Locate the word "color" in the material, then show every line that holds it.

○ ○ ○ ○ ○ ○ ○

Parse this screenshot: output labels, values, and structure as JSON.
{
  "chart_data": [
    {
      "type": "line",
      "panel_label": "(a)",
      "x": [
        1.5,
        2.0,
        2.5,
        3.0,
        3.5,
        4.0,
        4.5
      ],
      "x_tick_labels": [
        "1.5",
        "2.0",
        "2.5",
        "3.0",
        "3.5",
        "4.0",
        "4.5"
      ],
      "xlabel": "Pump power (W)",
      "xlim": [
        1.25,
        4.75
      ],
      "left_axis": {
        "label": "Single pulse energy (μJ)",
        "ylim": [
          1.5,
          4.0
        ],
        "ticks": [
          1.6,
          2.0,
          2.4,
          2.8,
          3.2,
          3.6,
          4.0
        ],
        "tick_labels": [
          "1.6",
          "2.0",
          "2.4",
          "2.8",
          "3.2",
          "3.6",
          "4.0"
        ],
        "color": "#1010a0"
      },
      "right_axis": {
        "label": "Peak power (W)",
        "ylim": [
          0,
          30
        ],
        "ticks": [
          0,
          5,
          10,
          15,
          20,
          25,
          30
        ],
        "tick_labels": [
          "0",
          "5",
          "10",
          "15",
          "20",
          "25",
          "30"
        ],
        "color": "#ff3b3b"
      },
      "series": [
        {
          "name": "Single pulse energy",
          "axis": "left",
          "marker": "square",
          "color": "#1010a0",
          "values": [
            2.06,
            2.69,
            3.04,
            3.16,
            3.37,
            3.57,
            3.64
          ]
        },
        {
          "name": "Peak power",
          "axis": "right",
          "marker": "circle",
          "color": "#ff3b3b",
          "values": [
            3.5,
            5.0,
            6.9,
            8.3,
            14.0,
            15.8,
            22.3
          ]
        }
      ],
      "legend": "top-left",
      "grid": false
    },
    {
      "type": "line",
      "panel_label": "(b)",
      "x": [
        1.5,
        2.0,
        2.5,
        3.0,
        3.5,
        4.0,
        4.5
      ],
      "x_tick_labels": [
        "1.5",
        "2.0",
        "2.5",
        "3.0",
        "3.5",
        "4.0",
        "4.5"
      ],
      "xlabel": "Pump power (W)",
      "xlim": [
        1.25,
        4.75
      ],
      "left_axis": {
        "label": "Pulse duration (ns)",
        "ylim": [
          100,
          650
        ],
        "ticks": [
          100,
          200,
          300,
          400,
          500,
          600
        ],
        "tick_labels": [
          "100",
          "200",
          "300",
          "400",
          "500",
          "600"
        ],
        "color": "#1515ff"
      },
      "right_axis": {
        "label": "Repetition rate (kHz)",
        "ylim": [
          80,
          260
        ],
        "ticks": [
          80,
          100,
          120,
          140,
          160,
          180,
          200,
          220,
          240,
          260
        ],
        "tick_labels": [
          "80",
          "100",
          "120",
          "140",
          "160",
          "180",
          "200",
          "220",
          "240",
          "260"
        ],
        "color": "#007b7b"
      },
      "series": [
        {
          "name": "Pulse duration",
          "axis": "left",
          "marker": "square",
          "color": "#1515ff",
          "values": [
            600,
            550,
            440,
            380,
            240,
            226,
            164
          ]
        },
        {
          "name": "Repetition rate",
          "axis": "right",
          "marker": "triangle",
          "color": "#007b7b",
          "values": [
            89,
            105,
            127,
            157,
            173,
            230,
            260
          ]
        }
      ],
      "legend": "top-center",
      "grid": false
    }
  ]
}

○ ○ ○ ○ ○ ○ ○

● Task output:
        "color": "#1010a0"
        "color": "#ff3b3b"
          "color": "#1010a0",
          "color": "#ff3b3b",
        "color": "#1515ff"
        "color": "#007b7b"
          "color": "#1515ff",
          "color": "#007b7b",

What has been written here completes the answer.